• _What you have to do_
Retype the material below. Keep every word exactly as it is.

• _Data extract_

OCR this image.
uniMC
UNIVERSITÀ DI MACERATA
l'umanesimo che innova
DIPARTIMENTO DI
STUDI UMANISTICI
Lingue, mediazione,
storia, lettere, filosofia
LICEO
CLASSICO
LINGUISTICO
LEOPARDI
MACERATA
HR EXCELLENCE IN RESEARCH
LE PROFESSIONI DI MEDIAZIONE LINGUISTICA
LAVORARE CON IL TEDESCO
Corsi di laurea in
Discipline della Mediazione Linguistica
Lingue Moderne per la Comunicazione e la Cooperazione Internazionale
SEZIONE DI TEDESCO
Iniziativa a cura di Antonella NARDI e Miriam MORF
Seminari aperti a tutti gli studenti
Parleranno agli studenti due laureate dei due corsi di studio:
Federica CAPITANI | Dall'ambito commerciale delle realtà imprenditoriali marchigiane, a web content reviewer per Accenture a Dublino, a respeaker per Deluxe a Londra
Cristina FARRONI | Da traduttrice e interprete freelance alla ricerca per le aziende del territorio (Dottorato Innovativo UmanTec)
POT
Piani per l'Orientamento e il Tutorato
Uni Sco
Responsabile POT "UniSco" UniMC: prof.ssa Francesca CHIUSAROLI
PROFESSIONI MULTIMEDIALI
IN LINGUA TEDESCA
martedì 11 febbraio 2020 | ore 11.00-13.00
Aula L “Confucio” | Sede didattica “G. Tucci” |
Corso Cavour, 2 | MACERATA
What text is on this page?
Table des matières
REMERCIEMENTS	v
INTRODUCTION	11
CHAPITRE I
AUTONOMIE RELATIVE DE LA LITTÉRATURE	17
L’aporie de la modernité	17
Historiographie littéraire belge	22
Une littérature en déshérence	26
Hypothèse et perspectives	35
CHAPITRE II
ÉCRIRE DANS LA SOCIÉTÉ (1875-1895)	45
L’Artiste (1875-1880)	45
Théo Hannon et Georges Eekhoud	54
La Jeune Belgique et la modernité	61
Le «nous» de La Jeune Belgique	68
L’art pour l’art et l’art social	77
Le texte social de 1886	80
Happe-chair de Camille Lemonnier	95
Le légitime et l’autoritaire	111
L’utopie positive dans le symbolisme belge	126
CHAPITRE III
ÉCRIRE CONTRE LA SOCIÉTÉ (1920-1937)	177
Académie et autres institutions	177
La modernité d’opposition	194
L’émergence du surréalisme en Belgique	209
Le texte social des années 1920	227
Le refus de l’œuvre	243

• _Correct output_
OCR this image.
uniMC
UNIVERSITÀ DI MACERATA
l'umanesimo che innova
DIPARTIMENTO DI
STUDI UMANISTICI
Lingue, mediazione,
storia, lettere, filosofia
LICEO
CLASSICO
LINGUISTICO
LEOPARDI
MACERATA
HR EXCELLENCE IN RESEARCH
LE PROFESSIONI DI MEDIAZIONE LINGUISTICA
LAVORARE CON IL TEDESCO
Corsi di laurea in
Discipline della Mediazione Linguistica
Lingue Moderne per la Comunicazione e la Cooperazione Internazionale
SEZIONE DI TEDESCO
Iniziativa a cura di Antonella NARDI e Miriam MORF
Seminari aperti a tutti gli studenti
Parleranno agli studenti due laureate dei due corsi di studio:
Federica CAPITANI | Dall'ambito commerciale delle realtà imprenditoriali marchigiane, a web content reviewer per Accenture a Dublino, a respeaker per Deluxe a Londra
Cristina FARRONI | Da traduttrice e interprete freelance alla ricerca per le aziende del territorio (Dottorato Innovativo UmanTec)
POT
Piani per l'Orientamento e il Tutorato
Uni Sco
Responsabile POT "UniSco" UniMC: prof.ssa Francesca CHIUSAROLI
PROFESSIONI MULTIMEDIALI
IN LINGUA TEDESCA
martedì 11 febbraio 2020 | ore 11.00-13.00
Aula L “Confucio” | Sede didattica “G. Tucci” |
Corso Cavour, 2 | MACERATA
What text is on this page?
Table des matières
REMERCIEMENTS	v
INTRODUCTION	11
CHAPITRE I
AUTONOMIE RELATIVE DE LA LITTÉRATURE	17
L’aporie de la modernité	17
Historiographie littéraire belge	22
Une littérature en déshérence	26
Hypothèse et perspectives	35
CHAPITRE II
ÉCRIRE DANS LA SOCIÉTÉ (1875-1895)	45
L’Artiste (1875-1880)	45
Théo Hannon et Georges Eekhoud	54
La Jeune Belgique et la modernité	61
Le «nous» de La Jeune Belgique	68
L’art pour l’art et l’art social	77
Le texte social de 1886	80
Happe-chair de Camille Lemonnier	95
Le légitime et l’autoritaire	111
L’utopie positive dans le symbolisme belge	126
CHAPITRE III
ÉCRIRE CONTRE LA SOCIÉTÉ (1920-1937)	177
Académie et autres institutions	177
La modernité d’opposition	194
L’émergence du surréalisme en Belgique	209
Le texte social des années 1920	227
Le refus de l’œuvre	243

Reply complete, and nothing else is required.